■ Task instructions
Return each line containing the string "date".

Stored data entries
══════════
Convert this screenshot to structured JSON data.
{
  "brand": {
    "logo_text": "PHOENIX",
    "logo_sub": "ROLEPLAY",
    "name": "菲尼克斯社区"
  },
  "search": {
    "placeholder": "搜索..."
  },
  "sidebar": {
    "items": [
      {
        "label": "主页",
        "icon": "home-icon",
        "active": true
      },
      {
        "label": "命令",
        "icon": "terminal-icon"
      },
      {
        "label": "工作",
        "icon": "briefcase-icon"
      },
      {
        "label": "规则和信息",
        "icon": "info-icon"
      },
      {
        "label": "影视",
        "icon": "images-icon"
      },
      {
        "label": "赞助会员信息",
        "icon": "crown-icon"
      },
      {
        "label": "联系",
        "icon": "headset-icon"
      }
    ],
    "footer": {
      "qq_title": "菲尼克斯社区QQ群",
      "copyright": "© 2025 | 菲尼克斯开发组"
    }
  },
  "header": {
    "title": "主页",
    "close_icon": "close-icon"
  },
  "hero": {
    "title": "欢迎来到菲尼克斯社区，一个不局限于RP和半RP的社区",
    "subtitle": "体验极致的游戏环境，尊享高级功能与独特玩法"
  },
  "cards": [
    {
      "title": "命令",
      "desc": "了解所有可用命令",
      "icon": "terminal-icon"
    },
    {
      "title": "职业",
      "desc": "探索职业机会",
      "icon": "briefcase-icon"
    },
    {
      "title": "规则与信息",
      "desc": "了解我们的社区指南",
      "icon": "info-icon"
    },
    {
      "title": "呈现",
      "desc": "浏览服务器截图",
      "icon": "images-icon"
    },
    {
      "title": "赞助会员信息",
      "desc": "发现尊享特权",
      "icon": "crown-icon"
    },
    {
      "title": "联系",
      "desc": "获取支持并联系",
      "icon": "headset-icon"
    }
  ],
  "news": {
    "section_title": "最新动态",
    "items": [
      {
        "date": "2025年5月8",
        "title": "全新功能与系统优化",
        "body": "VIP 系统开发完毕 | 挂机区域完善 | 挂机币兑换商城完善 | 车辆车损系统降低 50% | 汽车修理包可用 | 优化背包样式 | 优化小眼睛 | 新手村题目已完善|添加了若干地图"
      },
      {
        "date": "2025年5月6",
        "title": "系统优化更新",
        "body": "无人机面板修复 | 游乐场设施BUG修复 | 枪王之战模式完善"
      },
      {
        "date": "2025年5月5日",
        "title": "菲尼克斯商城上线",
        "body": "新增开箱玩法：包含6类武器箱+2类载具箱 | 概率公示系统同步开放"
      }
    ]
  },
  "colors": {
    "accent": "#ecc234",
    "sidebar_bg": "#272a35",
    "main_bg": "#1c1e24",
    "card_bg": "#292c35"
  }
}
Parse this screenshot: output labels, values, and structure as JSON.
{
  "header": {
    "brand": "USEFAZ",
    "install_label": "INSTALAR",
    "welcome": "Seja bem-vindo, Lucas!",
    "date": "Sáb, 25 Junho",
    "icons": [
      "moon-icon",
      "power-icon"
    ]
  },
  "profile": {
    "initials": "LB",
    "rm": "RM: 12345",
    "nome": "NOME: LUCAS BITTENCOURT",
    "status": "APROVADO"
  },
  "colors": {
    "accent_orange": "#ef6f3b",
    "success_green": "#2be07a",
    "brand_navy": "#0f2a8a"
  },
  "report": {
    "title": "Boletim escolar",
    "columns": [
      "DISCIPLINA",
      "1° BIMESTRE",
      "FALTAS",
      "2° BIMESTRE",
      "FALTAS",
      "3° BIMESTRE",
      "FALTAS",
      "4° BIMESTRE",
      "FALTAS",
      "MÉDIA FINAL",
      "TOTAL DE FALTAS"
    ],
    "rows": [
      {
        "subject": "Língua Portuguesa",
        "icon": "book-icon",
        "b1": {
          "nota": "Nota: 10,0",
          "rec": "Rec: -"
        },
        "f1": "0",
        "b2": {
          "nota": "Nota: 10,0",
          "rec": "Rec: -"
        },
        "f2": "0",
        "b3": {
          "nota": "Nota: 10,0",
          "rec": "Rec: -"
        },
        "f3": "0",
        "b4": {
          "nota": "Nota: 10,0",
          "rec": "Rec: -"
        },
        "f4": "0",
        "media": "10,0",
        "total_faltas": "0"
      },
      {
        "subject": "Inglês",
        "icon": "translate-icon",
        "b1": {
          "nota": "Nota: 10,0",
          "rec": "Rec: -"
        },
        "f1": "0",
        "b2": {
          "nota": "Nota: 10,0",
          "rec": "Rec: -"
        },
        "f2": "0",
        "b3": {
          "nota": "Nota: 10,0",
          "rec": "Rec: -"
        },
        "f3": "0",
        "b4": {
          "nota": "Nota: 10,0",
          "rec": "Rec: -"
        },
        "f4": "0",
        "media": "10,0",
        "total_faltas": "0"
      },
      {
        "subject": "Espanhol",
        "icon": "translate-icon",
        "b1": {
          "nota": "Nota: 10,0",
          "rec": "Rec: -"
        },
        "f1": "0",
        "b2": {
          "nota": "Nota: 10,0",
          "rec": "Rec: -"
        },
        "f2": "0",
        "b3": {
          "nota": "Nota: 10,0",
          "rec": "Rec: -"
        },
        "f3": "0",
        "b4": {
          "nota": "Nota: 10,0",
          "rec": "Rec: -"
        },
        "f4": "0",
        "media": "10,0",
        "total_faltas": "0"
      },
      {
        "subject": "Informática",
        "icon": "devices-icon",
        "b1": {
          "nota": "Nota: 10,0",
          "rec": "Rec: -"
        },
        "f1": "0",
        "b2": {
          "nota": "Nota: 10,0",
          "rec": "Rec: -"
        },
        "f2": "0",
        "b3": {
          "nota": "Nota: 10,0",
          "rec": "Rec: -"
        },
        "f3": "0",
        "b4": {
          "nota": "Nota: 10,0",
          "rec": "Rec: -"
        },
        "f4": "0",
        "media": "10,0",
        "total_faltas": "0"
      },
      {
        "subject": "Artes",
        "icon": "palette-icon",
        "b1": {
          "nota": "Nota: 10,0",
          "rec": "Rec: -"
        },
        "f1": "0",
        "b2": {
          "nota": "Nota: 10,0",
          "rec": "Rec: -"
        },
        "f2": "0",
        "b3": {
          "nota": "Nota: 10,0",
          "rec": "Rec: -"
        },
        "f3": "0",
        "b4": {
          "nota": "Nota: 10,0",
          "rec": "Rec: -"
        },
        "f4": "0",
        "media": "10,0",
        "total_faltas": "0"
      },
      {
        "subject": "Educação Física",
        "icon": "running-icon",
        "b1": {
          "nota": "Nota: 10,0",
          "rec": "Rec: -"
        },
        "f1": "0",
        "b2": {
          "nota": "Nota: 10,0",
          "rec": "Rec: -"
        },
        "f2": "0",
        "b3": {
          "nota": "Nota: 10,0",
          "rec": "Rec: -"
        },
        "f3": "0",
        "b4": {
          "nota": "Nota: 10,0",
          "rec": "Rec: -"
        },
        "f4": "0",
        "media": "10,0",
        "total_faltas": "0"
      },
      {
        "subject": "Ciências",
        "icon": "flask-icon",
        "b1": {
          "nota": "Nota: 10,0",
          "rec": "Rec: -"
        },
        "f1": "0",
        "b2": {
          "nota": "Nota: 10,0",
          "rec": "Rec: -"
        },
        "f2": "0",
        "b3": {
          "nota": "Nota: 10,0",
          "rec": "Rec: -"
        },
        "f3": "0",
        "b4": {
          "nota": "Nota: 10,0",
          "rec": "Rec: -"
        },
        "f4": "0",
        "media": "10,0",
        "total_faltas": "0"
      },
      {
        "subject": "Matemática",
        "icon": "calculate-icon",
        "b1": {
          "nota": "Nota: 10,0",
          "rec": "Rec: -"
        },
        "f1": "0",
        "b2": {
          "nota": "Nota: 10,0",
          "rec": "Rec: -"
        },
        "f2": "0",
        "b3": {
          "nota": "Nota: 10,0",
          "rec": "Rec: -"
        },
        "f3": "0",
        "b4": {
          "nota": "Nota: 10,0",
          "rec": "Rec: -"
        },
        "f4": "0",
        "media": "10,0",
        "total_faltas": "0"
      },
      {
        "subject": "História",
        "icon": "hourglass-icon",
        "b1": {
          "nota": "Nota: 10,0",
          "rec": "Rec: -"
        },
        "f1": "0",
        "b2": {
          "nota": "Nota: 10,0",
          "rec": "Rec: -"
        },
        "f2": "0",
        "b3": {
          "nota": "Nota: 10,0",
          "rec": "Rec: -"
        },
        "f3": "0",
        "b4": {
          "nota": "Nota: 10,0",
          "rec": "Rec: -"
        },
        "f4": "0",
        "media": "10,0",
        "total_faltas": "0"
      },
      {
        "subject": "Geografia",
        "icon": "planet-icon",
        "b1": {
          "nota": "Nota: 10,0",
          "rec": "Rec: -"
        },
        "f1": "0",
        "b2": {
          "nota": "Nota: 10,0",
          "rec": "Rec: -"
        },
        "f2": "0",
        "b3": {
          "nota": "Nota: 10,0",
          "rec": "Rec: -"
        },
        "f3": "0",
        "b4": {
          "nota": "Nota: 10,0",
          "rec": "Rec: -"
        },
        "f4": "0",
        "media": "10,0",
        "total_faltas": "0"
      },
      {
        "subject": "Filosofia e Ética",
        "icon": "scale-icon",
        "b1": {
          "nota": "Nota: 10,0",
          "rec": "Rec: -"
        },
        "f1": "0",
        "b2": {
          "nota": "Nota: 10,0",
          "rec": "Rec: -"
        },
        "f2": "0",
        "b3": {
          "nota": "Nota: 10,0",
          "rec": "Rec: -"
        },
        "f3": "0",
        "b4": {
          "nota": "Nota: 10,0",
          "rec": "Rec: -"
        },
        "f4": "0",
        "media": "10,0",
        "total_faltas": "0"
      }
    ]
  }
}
══════════
■ Solution below
        "date": "2025年5月8",
        "date": "2025年5月6",
        "date": "2025年5月5日",
    "date": "Sáb, 25 Junho",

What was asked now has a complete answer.